Data excerpts
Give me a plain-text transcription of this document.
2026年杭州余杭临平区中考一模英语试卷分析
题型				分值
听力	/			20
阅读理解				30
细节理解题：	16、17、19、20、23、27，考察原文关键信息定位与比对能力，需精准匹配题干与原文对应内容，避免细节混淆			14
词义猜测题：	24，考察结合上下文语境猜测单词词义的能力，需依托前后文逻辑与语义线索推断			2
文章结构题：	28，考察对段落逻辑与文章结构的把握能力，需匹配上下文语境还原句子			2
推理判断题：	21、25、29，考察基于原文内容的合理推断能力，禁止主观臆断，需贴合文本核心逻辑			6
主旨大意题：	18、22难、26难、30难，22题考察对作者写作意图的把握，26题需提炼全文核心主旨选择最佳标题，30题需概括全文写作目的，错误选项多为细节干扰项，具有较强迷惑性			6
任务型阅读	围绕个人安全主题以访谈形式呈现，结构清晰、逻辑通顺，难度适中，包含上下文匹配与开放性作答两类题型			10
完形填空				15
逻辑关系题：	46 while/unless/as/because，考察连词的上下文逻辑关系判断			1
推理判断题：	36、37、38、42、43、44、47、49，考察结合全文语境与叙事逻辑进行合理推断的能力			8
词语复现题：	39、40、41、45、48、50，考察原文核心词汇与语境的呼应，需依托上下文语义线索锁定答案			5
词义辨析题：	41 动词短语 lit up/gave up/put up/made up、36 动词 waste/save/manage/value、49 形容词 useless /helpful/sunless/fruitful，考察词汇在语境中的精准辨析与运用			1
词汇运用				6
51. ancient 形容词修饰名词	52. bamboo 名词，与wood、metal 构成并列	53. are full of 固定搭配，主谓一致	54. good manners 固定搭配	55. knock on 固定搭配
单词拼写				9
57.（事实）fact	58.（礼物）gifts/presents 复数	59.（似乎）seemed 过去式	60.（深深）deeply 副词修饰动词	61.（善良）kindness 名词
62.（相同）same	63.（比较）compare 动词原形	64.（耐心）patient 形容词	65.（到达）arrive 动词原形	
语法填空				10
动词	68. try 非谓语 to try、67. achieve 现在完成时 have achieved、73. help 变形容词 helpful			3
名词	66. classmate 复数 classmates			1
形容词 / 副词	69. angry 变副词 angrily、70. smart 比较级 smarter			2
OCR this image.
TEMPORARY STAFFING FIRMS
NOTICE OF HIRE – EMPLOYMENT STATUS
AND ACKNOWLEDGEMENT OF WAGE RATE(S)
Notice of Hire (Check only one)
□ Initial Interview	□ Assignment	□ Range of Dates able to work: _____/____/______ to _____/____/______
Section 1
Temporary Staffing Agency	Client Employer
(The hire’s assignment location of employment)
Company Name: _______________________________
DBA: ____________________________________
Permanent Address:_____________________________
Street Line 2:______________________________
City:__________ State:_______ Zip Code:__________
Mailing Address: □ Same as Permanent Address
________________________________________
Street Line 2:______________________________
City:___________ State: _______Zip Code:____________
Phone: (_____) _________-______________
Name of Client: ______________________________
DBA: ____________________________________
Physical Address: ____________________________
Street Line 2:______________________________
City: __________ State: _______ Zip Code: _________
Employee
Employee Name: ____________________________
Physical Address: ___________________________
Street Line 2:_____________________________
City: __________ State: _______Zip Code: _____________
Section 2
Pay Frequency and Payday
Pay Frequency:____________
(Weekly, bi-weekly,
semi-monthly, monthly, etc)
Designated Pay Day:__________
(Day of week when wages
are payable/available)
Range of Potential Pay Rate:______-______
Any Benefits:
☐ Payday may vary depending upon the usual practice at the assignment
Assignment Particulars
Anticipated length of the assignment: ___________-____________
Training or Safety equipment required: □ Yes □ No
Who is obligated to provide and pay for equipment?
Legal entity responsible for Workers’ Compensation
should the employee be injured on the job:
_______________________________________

▶ [What this task involves] The records above should be restated word for word, please.

▶ [Response to the task]
Give me a plain-text transcription of this document.
2026年杭州余杭临平区中考一模英语试卷分析
题型				分值
听力	/			20
阅读理解				30
细节理解题：	16、17、19、20、23、27，考察原文关键信息定位与比对能力，需精准匹配题干与原文对应内容，避免细节混淆			14
词义猜测题：	24，考察结合上下文语境猜测单词词义的能力，需依托前后文逻辑与语义线索推断			2
文章结构题：	28，考察对段落逻辑与文章结构的把握能力，需匹配上下文语境还原句子			2
推理判断题：	21、25、29，考察基于原文内容的合理推断能力，禁止主观臆断，需贴合文本核心逻辑			6
主旨大意题：	18、22难、26难、30难，22题考察对作者写作意图的把握，26题需提炼全文核心主旨选择最佳标题，30题需概括全文写作目的，错误选项多为细节干扰项，具有较强迷惑性			6
任务型阅读	围绕个人安全主题以访谈形式呈现，结构清晰、逻辑通顺，难度适中，包含上下文匹配与开放性作答两类题型			10
完形填空				15
逻辑关系题：	46 while/unless/as/because，考察连词的上下文逻辑关系判断			1
推理判断题：	36、37、38、42、43、44、47、49，考察结合全文语境与叙事逻辑进行合理推断的能力			8
词语复现题：	39、40、41、45、48、50，考察原文核心词汇与语境的呼应，需依托上下文语义线索锁定答案			5
词义辨析题：	41 动词短语 lit up/gave up/put up/made up、36 动词 waste/save/manage/value、49 形容词 useless /helpful/sunless/fruitful，考察词汇在语境中的精准辨析与运用			1
词汇运用				6
51. ancient 形容词修饰名词	52. bamboo 名词，与wood、metal 构成并列	53. are full of 固定搭配，主谓一致	54. good manners 固定搭配	55. knock on 固定搭配
单词拼写				9
57.（事实）fact	58.（礼物）gifts/presents 复数	59.（似乎）seemed 过去式	60.（深深）deeply 副词修饰动词	61.（善良）kindness 名词
62.（相同）same	63.（比较）compare 动词原形	64.（耐心）patient 形容词	65.（到达）arrive 动词原形	
语法填空				10
动词	68. try 非谓语 to try、67. achieve 现在完成时 have achieved、73. help 变形容词 helpful			3
名词	66. classmate 复数 classmates			1
形容词 / 副词	69. angry 变副词 angrily、70. smart 比较级 smarter			2
OCR this image.
TEMPORARY STAFFING FIRMS
NOTICE OF HIRE – EMPLOYMENT STATUS
AND ACKNOWLEDGEMENT OF WAGE RATE(S)
Notice of Hire (Check only one)
□ Initial Interview	□ Assignment	□ Range of Dates able to work: _____/____/______ to _____/____/______
Section 1
Temporary Staffing Agency	Client Employer
(The hire’s assignment location of employment)
Company Name: _______________________________
DBA: ____________________________________
Permanent Address:_____________________________
Street Line 2:______________________________
City:__________ State:_______ Zip Code:__________
Mailing Address: □ Same as Permanent Address
________________________________________
Street Line 2:______________________________
City:___________ State: _______Zip Code:____________
Phone: (_____) _________-______________
Name of Client: ______________________________
DBA: ____________________________________
Physical Address: ____________________________
Street Line 2:______________________________
City: __________ State: _______ Zip Code: _________
Employee
Employee Name: ____________________________
Physical Address: ___________________________
Street Line 2:_____________________________
City: __________ State: _______Zip Code: _____________
Section 2
Pay Frequency and Payday
Pay Frequency:____________
(Weekly, bi-weekly,
semi-monthly, monthly, etc)
Designated Pay Day:__________
(Day of week when wages
are payable/available)
Range of Potential Pay Rate:______-______
Any Benefits:
☐ Payday may vary depending upon the usual practice at the assignment
Assignment Particulars
Anticipated length of the assignment: ___________-____________
Training or Safety equipment required: □ Yes □ No
Who is obligated to provide and pay for equipment?
Legal entity responsible for Workers’ Compensation
should the employee be injured on the job:
_______________________________________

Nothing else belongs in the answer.